• Exercise directions: Where the string "وحده" occurs in the material below, report the whole line.

• Task data:

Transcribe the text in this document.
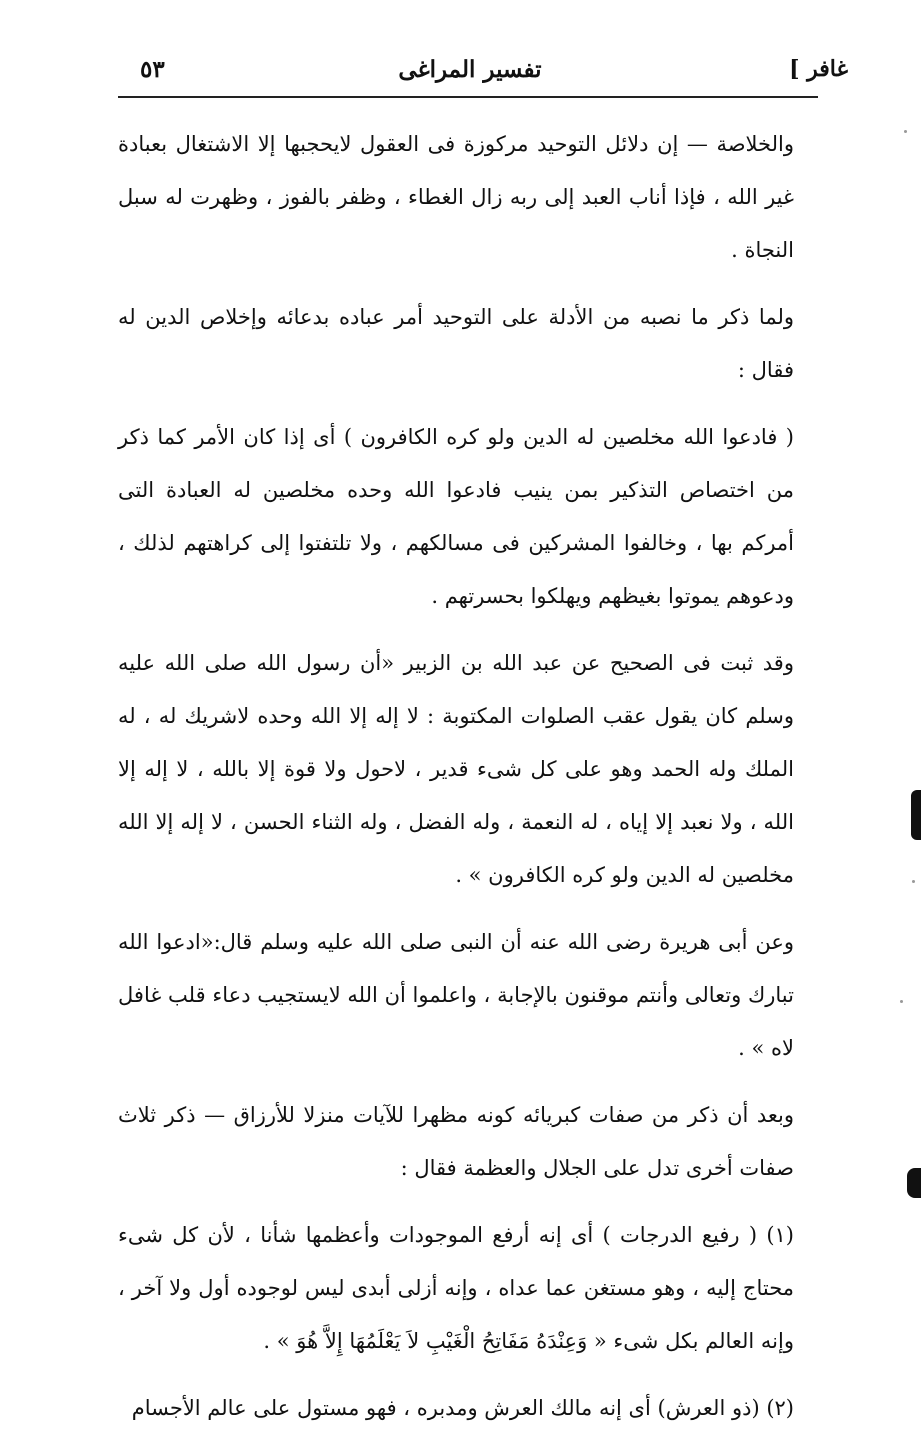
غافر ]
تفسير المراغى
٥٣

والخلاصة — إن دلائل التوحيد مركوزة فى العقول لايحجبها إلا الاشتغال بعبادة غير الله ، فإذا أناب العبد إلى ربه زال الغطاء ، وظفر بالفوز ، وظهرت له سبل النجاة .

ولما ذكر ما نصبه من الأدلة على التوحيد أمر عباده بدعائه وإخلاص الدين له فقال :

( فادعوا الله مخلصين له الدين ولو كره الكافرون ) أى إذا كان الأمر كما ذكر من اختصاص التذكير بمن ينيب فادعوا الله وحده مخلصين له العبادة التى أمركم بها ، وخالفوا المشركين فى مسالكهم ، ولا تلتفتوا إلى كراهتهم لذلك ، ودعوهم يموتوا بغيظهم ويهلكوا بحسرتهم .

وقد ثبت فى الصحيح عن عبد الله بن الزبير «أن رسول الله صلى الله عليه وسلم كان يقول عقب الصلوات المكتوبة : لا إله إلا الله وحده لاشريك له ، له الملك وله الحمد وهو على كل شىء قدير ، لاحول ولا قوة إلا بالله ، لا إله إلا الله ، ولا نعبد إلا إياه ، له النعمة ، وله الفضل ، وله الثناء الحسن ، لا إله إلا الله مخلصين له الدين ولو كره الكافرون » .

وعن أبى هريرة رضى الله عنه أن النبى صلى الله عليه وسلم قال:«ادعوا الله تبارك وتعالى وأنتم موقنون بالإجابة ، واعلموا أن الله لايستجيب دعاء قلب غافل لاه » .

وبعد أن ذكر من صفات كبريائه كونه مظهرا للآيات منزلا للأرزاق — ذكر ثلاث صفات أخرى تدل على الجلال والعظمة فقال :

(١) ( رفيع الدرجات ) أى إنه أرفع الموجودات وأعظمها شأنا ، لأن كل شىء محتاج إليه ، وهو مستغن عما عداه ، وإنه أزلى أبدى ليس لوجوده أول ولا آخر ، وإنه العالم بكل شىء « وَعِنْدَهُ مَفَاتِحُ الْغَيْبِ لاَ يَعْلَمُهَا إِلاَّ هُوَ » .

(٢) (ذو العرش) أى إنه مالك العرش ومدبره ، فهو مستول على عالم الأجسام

...

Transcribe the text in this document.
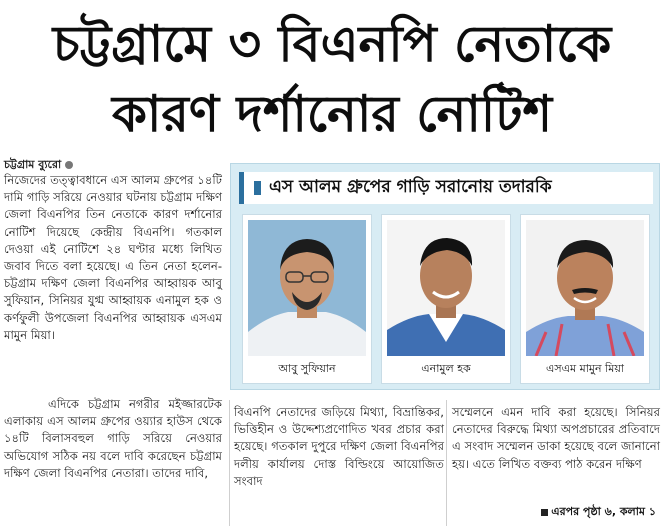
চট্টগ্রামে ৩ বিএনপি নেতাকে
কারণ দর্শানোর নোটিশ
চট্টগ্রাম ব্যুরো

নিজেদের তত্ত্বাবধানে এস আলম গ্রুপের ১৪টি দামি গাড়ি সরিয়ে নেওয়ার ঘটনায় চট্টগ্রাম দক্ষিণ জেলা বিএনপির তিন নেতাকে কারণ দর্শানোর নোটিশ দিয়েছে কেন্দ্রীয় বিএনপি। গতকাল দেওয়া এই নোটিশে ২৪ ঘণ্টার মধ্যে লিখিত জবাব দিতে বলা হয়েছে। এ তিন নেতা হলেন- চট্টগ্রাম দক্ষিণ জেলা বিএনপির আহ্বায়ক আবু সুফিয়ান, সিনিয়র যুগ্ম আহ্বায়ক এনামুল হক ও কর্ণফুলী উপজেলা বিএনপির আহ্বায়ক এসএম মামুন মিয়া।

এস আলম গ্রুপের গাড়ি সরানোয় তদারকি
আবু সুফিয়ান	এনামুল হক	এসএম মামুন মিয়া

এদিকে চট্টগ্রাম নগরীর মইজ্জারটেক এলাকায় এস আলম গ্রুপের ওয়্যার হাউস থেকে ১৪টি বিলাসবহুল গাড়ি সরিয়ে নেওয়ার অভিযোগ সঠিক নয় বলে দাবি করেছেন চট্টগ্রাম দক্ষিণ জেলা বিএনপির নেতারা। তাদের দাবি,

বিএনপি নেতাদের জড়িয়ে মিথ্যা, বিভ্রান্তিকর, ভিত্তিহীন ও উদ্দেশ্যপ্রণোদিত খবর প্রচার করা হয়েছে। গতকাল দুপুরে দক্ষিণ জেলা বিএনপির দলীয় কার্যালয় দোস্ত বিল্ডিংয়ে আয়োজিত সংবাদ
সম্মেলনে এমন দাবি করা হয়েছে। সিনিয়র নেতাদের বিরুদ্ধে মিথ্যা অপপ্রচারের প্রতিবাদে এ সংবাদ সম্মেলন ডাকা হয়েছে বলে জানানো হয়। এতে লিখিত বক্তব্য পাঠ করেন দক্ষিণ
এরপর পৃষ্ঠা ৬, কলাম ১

• Exercise answer:
( فادعوا الله مخلصين له الدين ولو كره الكافرون ) أى إذا كان الأمر كما ذكر من اختصاص التذكير بمن ينيب فادعوا الله وحده مخلصين له العبادة التى أمركم بها ، وخالفوا المشركين فى مسالكهم ، ولا تلتفتوا إلى كراهتهم لذلك ، ودعوهم يموتوا بغيظهم ويهلكوا بحسرتهم .
وقد ثبت فى الصحيح عن عبد الله بن الزبير «أن رسول الله صلى الله عليه وسلم كان يقول عقب الصلوات المكتوبة : لا إله إلا الله وحده لاشريك له ، له الملك وله الحمد وهو على كل شىء قدير ، لاحول ولا قوة إلا بالله ، لا إله إلا الله ، ولا نعبد إلا إياه ، له النعمة ، وله الفضل ، وله الثناء الحسن ، لا إله إلا الله مخلصين له الدين ولو كره الكافرون » .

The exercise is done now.